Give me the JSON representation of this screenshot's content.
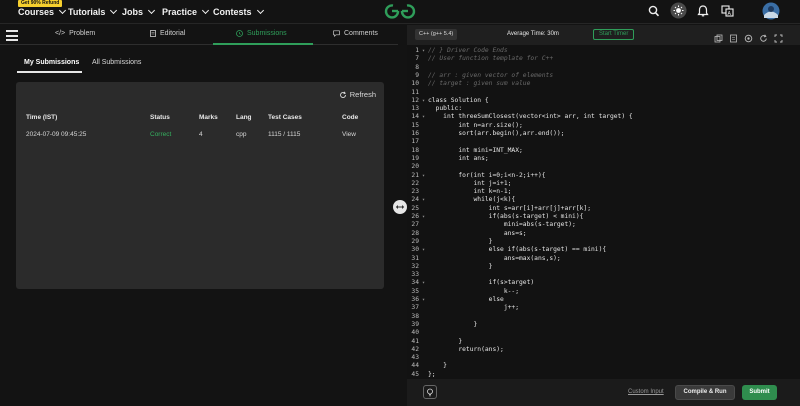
{
  "nav": {
    "promo": "Get 90% Refund",
    "items": [
      "Courses",
      "Tutorials",
      "Jobs",
      "Practice",
      "Contests"
    ],
    "logo_icon": "gfg-logo-icon",
    "icons": [
      "search-icon",
      "theme-toggle-icon",
      "bell-icon",
      "translate-icon",
      "avatar"
    ]
  },
  "problem_tabs": [
    {
      "label": "Problem",
      "icon": "code-icon"
    },
    {
      "label": "Editorial",
      "icon": "doc-icon"
    },
    {
      "label": "Submissions",
      "icon": "clock-icon"
    },
    {
      "label": "Comments",
      "icon": "comment-icon"
    }
  ],
  "submission_tabs": {
    "mine": "My Submissions",
    "all": "All Submissions"
  },
  "submissions": {
    "refresh_label": "Refresh",
    "headers": [
      "Time (IST)",
      "Status",
      "Marks",
      "Lang",
      "Test Cases",
      "Code"
    ],
    "rows": [
      {
        "time": "2024-07-09 09:45:25",
        "status": "Correct",
        "marks": "4",
        "lang": "cpp",
        "tests": "1115 / 1115",
        "code": "View"
      }
    ]
  },
  "editor": {
    "language": "C++ (g++ 5.4)",
    "average_time": "Average Time: 30m",
    "timer": "Start Timer",
    "lines": [
      {
        "n": "1",
        "t": "// } Driver Code Ends",
        "c": true
      },
      {
        "n": "7",
        "t": "// User function template for C++",
        "c": true
      },
      {
        "n": "8",
        "t": ""
      },
      {
        "n": "9",
        "t": "// arr : given vector of elements",
        "c": true
      },
      {
        "n": "10",
        "t": "// target : given sum value",
        "c": true
      },
      {
        "n": "11",
        "t": ""
      },
      {
        "n": "12",
        "t": "class Solution {"
      },
      {
        "n": "13",
        "t": "  public:"
      },
      {
        "n": "14",
        "t": "    int threeSumClosest(vector<int> arr, int target) {"
      },
      {
        "n": "15",
        "t": "        int n=arr.size();"
      },
      {
        "n": "16",
        "t": "        sort(arr.begin(),arr.end());"
      },
      {
        "n": "17",
        "t": ""
      },
      {
        "n": "18",
        "t": "        int mini=INT_MAX;"
      },
      {
        "n": "19",
        "t": "        int ans;"
      },
      {
        "n": "20",
        "t": ""
      },
      {
        "n": "21",
        "t": "        for(int i=0;i<n-2;i++){"
      },
      {
        "n": "22",
        "t": "            int j=i+1;"
      },
      {
        "n": "23",
        "t": "            int k=n-1;"
      },
      {
        "n": "24",
        "t": "            while(j<k){"
      },
      {
        "n": "25",
        "t": "                int s=arr[i]+arr[j]+arr[k];"
      },
      {
        "n": "26",
        "t": "                if(abs(s-target) < mini){"
      },
      {
        "n": "27",
        "t": "                    mini=abs(s-target);"
      },
      {
        "n": "28",
        "t": "                    ans=s;"
      },
      {
        "n": "29",
        "t": "                }"
      },
      {
        "n": "30",
        "t": "                else if(abs(s-target) == mini){"
      },
      {
        "n": "31",
        "t": "                    ans=max(ans,s);"
      },
      {
        "n": "32",
        "t": "                }"
      },
      {
        "n": "33",
        "t": ""
      },
      {
        "n": "34",
        "t": "                if(s>target)"
      },
      {
        "n": "35",
        "t": "                    k--;"
      },
      {
        "n": "36",
        "t": "                else"
      },
      {
        "n": "37",
        "t": "                    j++;"
      },
      {
        "n": "38",
        "t": ""
      },
      {
        "n": "39",
        "t": "            }"
      },
      {
        "n": "40",
        "t": ""
      },
      {
        "n": "41",
        "t": "        }"
      },
      {
        "n": "42",
        "t": "        return(ans);"
      },
      {
        "n": "43",
        "t": ""
      },
      {
        "n": "44",
        "t": "    }"
      },
      {
        "n": "45",
        "t": "};"
      }
    ],
    "custom_input": "Custom Input",
    "compile_run": "Compile & Run",
    "submit": "Submit"
  },
  "colors": {
    "accent": "#2f9e5a",
    "promo": "#f5cf2e"
  }
}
------------------------------------------------------------------------
Exercise details
Repeat the records above verbatim, with no pictures in the result.

The completed task
Give me the JSON representation of this screenshot's content.
{
  "nav": {
    "promo": "Get 90% Refund",
    "items": [
      "Courses",
      "Tutorials",
      "Jobs",
      "Practice",
      "Contests"
    ],
    "logo_icon": "gfg-logo-icon",
    "icons": [
      "search-icon",
      "theme-toggle-icon",
      "bell-icon",
      "translate-icon",
      "avatar"
    ]
  },
  "problem_tabs": [
    {
      "label": "Problem",
      "icon": "code-icon"
    },
    {
      "label": "Editorial",
      "icon": "doc-icon"
    },
    {
      "label": "Submissions",
      "icon": "clock-icon"
    },
    {
      "label": "Comments",
      "icon": "comment-icon"
    }
  ],
  "submission_tabs": {
    "mine": "My Submissions",
    "all": "All Submissions"
  },
  "submissions": {
    "refresh_label": "Refresh",
    "headers": [
      "Time (IST)",
      "Status",
      "Marks",
      "Lang",
      "Test Cases",
      "Code"
    ],
    "rows": [
      {
        "time": "2024-07-09 09:45:25",
        "status": "Correct",
        "marks": "4",
        "lang": "cpp",
        "tests": "1115 / 1115",
        "code": "View"
      }
    ]
  },
  "editor": {
    "language": "C++ (g++ 5.4)",
    "average_time": "Average Time: 30m",
    "timer": "Start Timer",
    "lines": [
      {
        "n": "1",
        "t": "// } Driver Code Ends",
        "c": true
      },
      {
        "n": "7",
        "t": "// User function template for C++",
        "c": true
      },
      {
        "n": "8",
        "t": ""
      },
      {
        "n": "9",
        "t": "// arr : given vector of elements",
        "c": true
      },
      {
        "n": "10",
        "t": "// target : given sum value",
        "c": true
      },
      {
        "n": "11",
        "t": ""
      },
      {
        "n": "12",
        "t": "class Solution {"
      },
      {
        "n": "13",
        "t": "  public:"
      },
      {
        "n": "14",
        "t": "    int threeSumClosest(vector<int> arr, int target) {"
      },
      {
        "n": "15",
        "t": "        int n=arr.size();"
      },
      {
        "n": "16",
        "t": "        sort(arr.begin(),arr.end());"
      },
      {
        "n": "17",
        "t": ""
      },
      {
        "n": "18",
        "t": "        int mini=INT_MAX;"
      },
      {
        "n": "19",
        "t": "        int ans;"
      },
      {
        "n": "20",
        "t": ""
      },
      {
        "n": "21",
        "t": "        for(int i=0;i<n-2;i++){"
      },
      {
        "n": "22",
        "t": "            int j=i+1;"
      },
      {
        "n": "23",
        "t": "            int k=n-1;"
      },
      {
        "n": "24",
        "t": "            while(j<k){"
      },
      {
        "n": "25",
        "t": "                int s=arr[i]+arr[j]+arr[k];"
      },
      {
        "n": "26",
        "t": "                if(abs(s-target) < mini){"
      },
      {
        "n": "27",
        "t": "                    mini=abs(s-target);"
      },
      {
        "n": "28",
        "t": "                    ans=s;"
      },
      {
        "n": "29",
        "t": "                }"
      },
      {
        "n": "30",
        "t": "                else if(abs(s-target) == mini){"
      },
      {
        "n": "31",
        "t": "                    ans=max(ans,s);"
      },
      {
        "n": "32",
        "t": "                }"
      },
      {
        "n": "33",
        "t": ""
      },
      {
        "n": "34",
        "t": "                if(s>target)"
      },
      {
        "n": "35",
        "t": "                    k--;"
      },
      {
        "n": "36",
        "t": "                else"
      },
      {
        "n": "37",
        "t": "                    j++;"
      },
      {
        "n": "38",
        "t": ""
      },
      {
        "n": "39",
        "t": "            }"
      },
      {
        "n": "40",
        "t": ""
      },
      {
        "n": "41",
        "t": "        }"
      },
      {
        "n": "42",
        "t": "        return(ans);"
      },
      {
        "n": "43",
        "t": ""
      },
      {
        "n": "44",
        "t": "    }"
      },
      {
        "n": "45",
        "t": "};"
      }
    ],
    "custom_input": "Custom Input",
    "compile_run": "Compile & Run",
    "submit": "Submit"
  },
  "colors": {
    "accent": "#2f9e5a",
    "promo": "#f5cf2e"
  }
}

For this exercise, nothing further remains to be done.